**YOUR INSTRUCTIONS**
Identify the lines in the data below that contain "delle" and give only how many there are.

**EXERCISE DATA**
== == ==
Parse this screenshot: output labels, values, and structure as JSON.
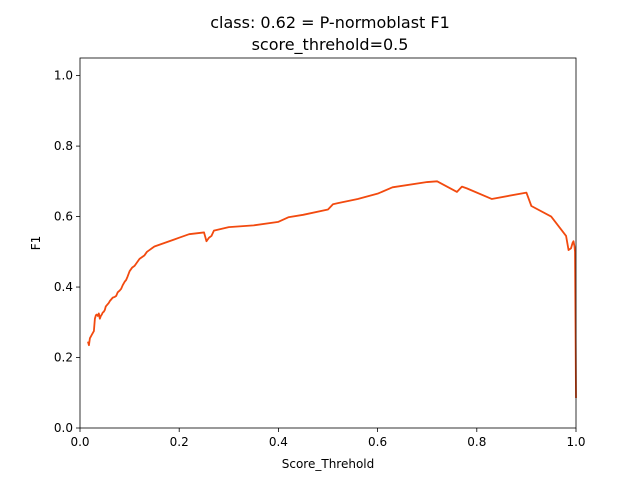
{
  "chart_data": {
    "type": "line",
    "title": "class: 0.62 = P-normoblast F1",
    "subtitle": "score_threhold=0.5",
    "xlabel": "Score_Threhold",
    "ylabel": "F1",
    "xlim": [
      0.0,
      1.0
    ],
    "ylim": [
      0.0,
      1.05
    ],
    "xticks": [
      "0.0",
      "0.2",
      "0.4",
      "0.6",
      "0.8",
      "1.0"
    ],
    "yticks": [
      "0.0",
      "0.2",
      "0.4",
      "0.6",
      "0.8",
      "1.0"
    ],
    "grid": false,
    "series": [
      {
        "color": "#f24a0f",
        "x": [
          0.016,
          0.018,
          0.02,
          0.022,
          0.024,
          0.026,
          0.028,
          0.03,
          0.032,
          0.034,
          0.036,
          0.038,
          0.04,
          0.042,
          0.044,
          0.046,
          0.048,
          0.05,
          0.052,
          0.055,
          0.058,
          0.06,
          0.063,
          0.066,
          0.07,
          0.073,
          0.076,
          0.08,
          0.083,
          0.086,
          0.09,
          0.093,
          0.096,
          0.1,
          0.105,
          0.11,
          0.115,
          0.12,
          0.125,
          0.13,
          0.135,
          0.14,
          0.145,
          0.15,
          0.16,
          0.17,
          0.18,
          0.19,
          0.2,
          0.21,
          0.22,
          0.25,
          0.255,
          0.26,
          0.265,
          0.27,
          0.3,
          0.35,
          0.4,
          0.42,
          0.45,
          0.5,
          0.51,
          0.52,
          0.56,
          0.6,
          0.63,
          0.7,
          0.72,
          0.76,
          0.77,
          0.78,
          0.83,
          0.9,
          0.91,
          0.95,
          0.98,
          0.985,
          0.99,
          0.993,
          0.995,
          0.997,
          0.998,
          0.999,
          1.0
        ],
        "y": [
          0.245,
          0.235,
          0.255,
          0.26,
          0.265,
          0.27,
          0.275,
          0.31,
          0.32,
          0.322,
          0.318,
          0.325,
          0.31,
          0.318,
          0.322,
          0.328,
          0.33,
          0.335,
          0.345,
          0.35,
          0.355,
          0.36,
          0.365,
          0.37,
          0.372,
          0.375,
          0.385,
          0.39,
          0.395,
          0.405,
          0.415,
          0.42,
          0.43,
          0.445,
          0.455,
          0.46,
          0.47,
          0.48,
          0.485,
          0.49,
          0.5,
          0.505,
          0.51,
          0.515,
          0.52,
          0.525,
          0.53,
          0.535,
          0.54,
          0.545,
          0.55,
          0.555,
          0.53,
          0.54,
          0.545,
          0.56,
          0.57,
          0.575,
          0.585,
          0.598,
          0.605,
          0.62,
          0.635,
          0.638,
          0.65,
          0.665,
          0.683,
          0.698,
          0.7,
          0.67,
          0.685,
          0.68,
          0.65,
          0.668,
          0.63,
          0.6,
          0.545,
          0.505,
          0.51,
          0.525,
          0.53,
          0.515,
          0.5,
          0.3,
          0.085
        ]
      }
    ]
  }
}
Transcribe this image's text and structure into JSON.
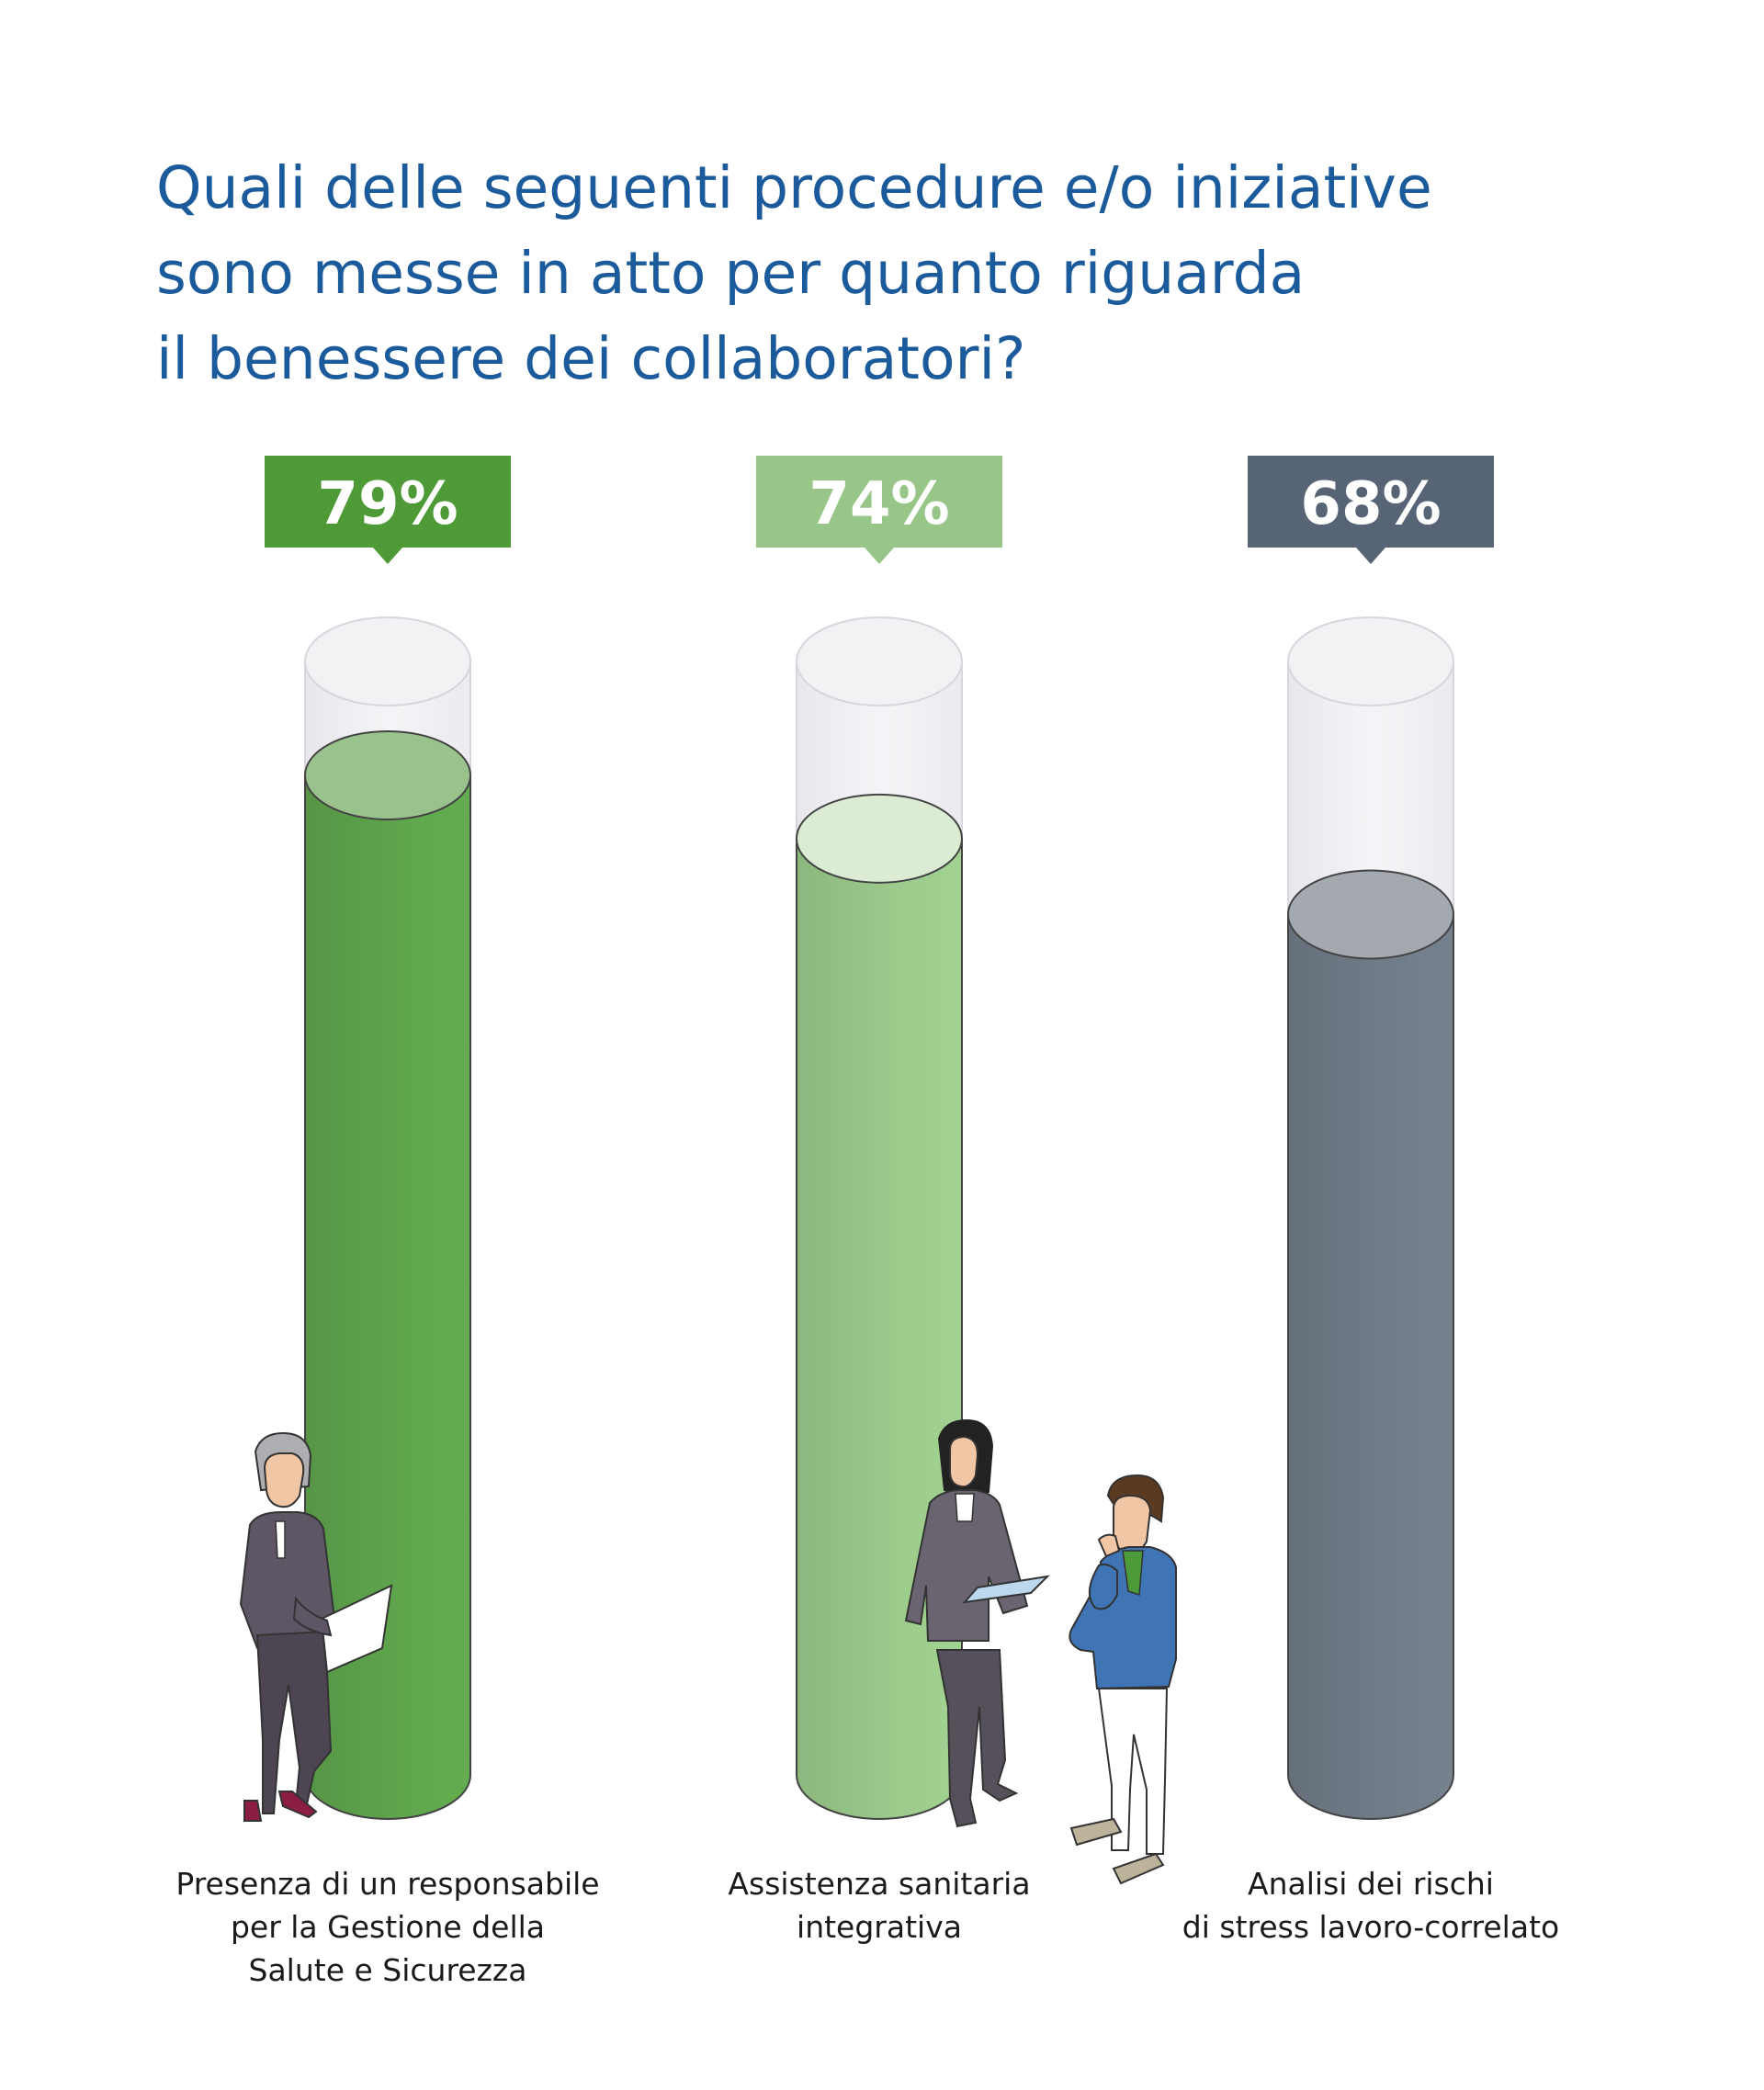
{
  "title_lines": [
    "Quali delle seguenti procedure e/o iniziative",
    "sono messe in atto per quanto riguarda",
    "il benessere dei collaboratori?"
  ],
  "chart_data": {
    "type": "bar",
    "title": "Quali delle seguenti procedure e/o iniziative sono messe in atto per quanto riguarda il benessere dei collaboratori?",
    "unit": "%",
    "ylim": [
      0,
      100
    ],
    "value_labels": [
      "79%",
      "74%",
      "68%"
    ],
    "categories": [
      [
        "Presenza di un responsabile",
        "per la Gestione della",
        "Salute e Sicurezza"
      ],
      [
        "Assistenza sanitaria",
        "integrativa"
      ],
      [
        "Analisi dei rischi",
        "di stress lavoro-correlato"
      ]
    ],
    "values": [
      79,
      74,
      68
    ],
    "colors": {
      "bars": [
        "#5fa64d",
        "#9ccb8c",
        "#717c89"
      ],
      "tops": [
        "#9ac28c",
        "#dbebd4",
        "#a4a9af"
      ],
      "labels": [
        "#4e9a36",
        "#97c688",
        "#566476"
      ],
      "tube": "#eeeef2",
      "title": "#1b5a9b"
    },
    "icons": [
      "woman-with-laptop-icon",
      "woman-with-tablet-icon",
      "man-thinking-icon"
    ]
  }
}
== == ==
**WRITTEN SOLUTION**
2